Dataset records:

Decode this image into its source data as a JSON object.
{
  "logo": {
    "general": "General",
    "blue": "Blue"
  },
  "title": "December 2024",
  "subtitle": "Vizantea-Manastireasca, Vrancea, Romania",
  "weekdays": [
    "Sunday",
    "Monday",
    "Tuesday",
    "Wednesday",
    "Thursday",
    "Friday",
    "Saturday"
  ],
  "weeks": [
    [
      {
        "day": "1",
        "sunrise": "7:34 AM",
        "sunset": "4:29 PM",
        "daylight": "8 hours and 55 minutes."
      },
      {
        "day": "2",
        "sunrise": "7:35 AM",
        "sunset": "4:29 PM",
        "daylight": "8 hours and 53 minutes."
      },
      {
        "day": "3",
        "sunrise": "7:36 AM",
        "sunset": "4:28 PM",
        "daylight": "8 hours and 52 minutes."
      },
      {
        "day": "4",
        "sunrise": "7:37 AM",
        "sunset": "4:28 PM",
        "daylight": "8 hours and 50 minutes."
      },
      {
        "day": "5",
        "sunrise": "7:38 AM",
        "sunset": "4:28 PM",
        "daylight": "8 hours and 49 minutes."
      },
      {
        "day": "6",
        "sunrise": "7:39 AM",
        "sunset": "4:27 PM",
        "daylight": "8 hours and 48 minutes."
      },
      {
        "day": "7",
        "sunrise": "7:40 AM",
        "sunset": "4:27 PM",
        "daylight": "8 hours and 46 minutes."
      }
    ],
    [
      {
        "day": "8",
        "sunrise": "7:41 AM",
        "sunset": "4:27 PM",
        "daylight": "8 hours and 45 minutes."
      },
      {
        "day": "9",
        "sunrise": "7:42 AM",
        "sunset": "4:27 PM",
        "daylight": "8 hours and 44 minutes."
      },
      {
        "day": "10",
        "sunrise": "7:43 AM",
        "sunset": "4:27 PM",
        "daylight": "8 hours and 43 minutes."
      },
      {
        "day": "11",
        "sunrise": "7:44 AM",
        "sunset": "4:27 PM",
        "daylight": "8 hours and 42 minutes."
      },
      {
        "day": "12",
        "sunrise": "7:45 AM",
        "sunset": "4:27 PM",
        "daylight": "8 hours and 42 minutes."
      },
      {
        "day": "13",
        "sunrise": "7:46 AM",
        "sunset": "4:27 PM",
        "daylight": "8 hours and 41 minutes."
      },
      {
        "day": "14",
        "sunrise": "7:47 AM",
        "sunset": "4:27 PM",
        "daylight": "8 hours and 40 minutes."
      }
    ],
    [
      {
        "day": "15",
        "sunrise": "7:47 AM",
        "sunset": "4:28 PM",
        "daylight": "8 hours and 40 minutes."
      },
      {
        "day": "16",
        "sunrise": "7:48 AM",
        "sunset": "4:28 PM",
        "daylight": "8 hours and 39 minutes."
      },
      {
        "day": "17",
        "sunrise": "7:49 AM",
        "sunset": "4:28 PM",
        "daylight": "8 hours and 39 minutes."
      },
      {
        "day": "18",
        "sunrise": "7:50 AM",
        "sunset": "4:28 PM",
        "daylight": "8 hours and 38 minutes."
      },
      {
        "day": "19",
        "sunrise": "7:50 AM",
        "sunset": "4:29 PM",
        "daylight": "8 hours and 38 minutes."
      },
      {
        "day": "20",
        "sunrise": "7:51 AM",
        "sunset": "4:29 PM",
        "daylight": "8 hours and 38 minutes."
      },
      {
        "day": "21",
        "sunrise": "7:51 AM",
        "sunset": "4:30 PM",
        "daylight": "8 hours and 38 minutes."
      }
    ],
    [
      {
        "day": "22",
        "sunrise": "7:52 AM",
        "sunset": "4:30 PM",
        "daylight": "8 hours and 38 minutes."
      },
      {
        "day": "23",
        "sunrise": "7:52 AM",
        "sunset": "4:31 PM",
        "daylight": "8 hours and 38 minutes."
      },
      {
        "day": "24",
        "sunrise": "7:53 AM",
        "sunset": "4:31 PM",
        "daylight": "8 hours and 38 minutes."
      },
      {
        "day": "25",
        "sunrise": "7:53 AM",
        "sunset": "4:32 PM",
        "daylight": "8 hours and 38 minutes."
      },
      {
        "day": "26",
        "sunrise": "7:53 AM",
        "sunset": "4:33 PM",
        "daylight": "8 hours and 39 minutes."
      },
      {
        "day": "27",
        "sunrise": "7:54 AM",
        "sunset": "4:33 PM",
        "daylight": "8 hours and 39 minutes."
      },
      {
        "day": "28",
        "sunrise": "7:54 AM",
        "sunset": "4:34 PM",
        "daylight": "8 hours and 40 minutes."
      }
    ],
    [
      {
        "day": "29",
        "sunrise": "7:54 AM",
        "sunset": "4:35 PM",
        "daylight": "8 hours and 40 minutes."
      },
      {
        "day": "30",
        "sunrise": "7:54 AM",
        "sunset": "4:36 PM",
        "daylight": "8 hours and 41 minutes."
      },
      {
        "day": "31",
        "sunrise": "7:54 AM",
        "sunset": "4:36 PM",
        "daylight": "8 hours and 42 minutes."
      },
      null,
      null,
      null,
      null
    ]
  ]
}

Brief
Recopy the entries above in their entirety, exactly.

Reply to the exercise
Decode this image into its source data as a JSON object.
{
  "logo": {
    "general": "General",
    "blue": "Blue"
  },
  "title": "December 2024",
  "subtitle": "Vizantea-Manastireasca, Vrancea, Romania",
  "weekdays": [
    "Sunday",
    "Monday",
    "Tuesday",
    "Wednesday",
    "Thursday",
    "Friday",
    "Saturday"
  ],
  "weeks": [
    [
      {
        "day": "1",
        "sunrise": "7:34 AM",
        "sunset": "4:29 PM",
        "daylight": "8 hours and 55 minutes."
      },
      {
        "day": "2",
        "sunrise": "7:35 AM",
        "sunset": "4:29 PM",
        "daylight": "8 hours and 53 minutes."
      },
      {
        "day": "3",
        "sunrise": "7:36 AM",
        "sunset": "4:28 PM",
        "daylight": "8 hours and 52 minutes."
      },
      {
        "day": "4",
        "sunrise": "7:37 AM",
        "sunset": "4:28 PM",
        "daylight": "8 hours and 50 minutes."
      },
      {
        "day": "5",
        "sunrise": "7:38 AM",
        "sunset": "4:28 PM",
        "daylight": "8 hours and 49 minutes."
      },
      {
        "day": "6",
        "sunrise": "7:39 AM",
        "sunset": "4:27 PM",
        "daylight": "8 hours and 48 minutes."
      },
      {
        "day": "7",
        "sunrise": "7:40 AM",
        "sunset": "4:27 PM",
        "daylight": "8 hours and 46 minutes."
      }
    ],
    [
      {
        "day": "8",
        "sunrise": "7:41 AM",
        "sunset": "4:27 PM",
        "daylight": "8 hours and 45 minutes."
      },
      {
        "day": "9",
        "sunrise": "7:42 AM",
        "sunset": "4:27 PM",
        "daylight": "8 hours and 44 minutes."
      },
      {
        "day": "10",
        "sunrise": "7:43 AM",
        "sunset": "4:27 PM",
        "daylight": "8 hours and 43 minutes."
      },
      {
        "day": "11",
        "sunrise": "7:44 AM",
        "sunset": "4:27 PM",
        "daylight": "8 hours and 42 minutes."
      },
      {
        "day": "12",
        "sunrise": "7:45 AM",
        "sunset": "4:27 PM",
        "daylight": "8 hours and 42 minutes."
      },
      {
        "day": "13",
        "sunrise": "7:46 AM",
        "sunset": "4:27 PM",
        "daylight": "8 hours and 41 minutes."
      },
      {
        "day": "14",
        "sunrise": "7:47 AM",
        "sunset": "4:27 PM",
        "daylight": "8 hours and 40 minutes."
      }
    ],
    [
      {
        "day": "15",
        "sunrise": "7:47 AM",
        "sunset": "4:28 PM",
        "daylight": "8 hours and 40 minutes."
      },
      {
        "day": "16",
        "sunrise": "7:48 AM",
        "sunset": "4:28 PM",
        "daylight": "8 hours and 39 minutes."
      },
      {
        "day": "17",
        "sunrise": "7:49 AM",
        "sunset": "4:28 PM",
        "daylight": "8 hours and 39 minutes."
      },
      {
        "day": "18",
        "sunrise": "7:50 AM",
        "sunset": "4:28 PM",
        "daylight": "8 hours and 38 minutes."
      },
      {
        "day": "19",
        "sunrise": "7:50 AM",
        "sunset": "4:29 PM",
        "daylight": "8 hours and 38 minutes."
      },
      {
        "day": "20",
        "sunrise": "7:51 AM",
        "sunset": "4:29 PM",
        "daylight": "8 hours and 38 minutes."
      },
      {
        "day": "21",
        "sunrise": "7:51 AM",
        "sunset": "4:30 PM",
        "daylight": "8 hours and 38 minutes."
      }
    ],
    [
      {
        "day": "22",
        "sunrise": "7:52 AM",
        "sunset": "4:30 PM",
        "daylight": "8 hours and 38 minutes."
      },
      {
        "day": "23",
        "sunrise": "7:52 AM",
        "sunset": "4:31 PM",
        "daylight": "8 hours and 38 minutes."
      },
      {
        "day": "24",
        "sunrise": "7:53 AM",
        "sunset": "4:31 PM",
        "daylight": "8 hours and 38 minutes."
      },
      {
        "day": "25",
        "sunrise": "7:53 AM",
        "sunset": "4:32 PM",
        "daylight": "8 hours and 38 minutes."
      },
      {
        "day": "26",
        "sunrise": "7:53 AM",
        "sunset": "4:33 PM",
        "daylight": "8 hours and 39 minutes."
      },
      {
        "day": "27",
        "sunrise": "7:54 AM",
        "sunset": "4:33 PM",
        "daylight": "8 hours and 39 minutes."
      },
      {
        "day": "28",
        "sunrise": "7:54 AM",
        "sunset": "4:34 PM",
        "daylight": "8 hours and 40 minutes."
      }
    ],
    [
      {
        "day": "29",
        "sunrise": "7:54 AM",
        "sunset": "4:35 PM",
        "daylight": "8 hours and 40 minutes."
      },
      {
        "day": "30",
        "sunrise": "7:54 AM",
        "sunset": "4:36 PM",
        "daylight": "8 hours and 41 minutes."
      },
      {
        "day": "31",
        "sunrise": "7:54 AM",
        "sunset": "4:36 PM",
        "daylight": "8 hours and 42 minutes."
      },
      null,
      null,
      null,
      null
    ]
  ]
}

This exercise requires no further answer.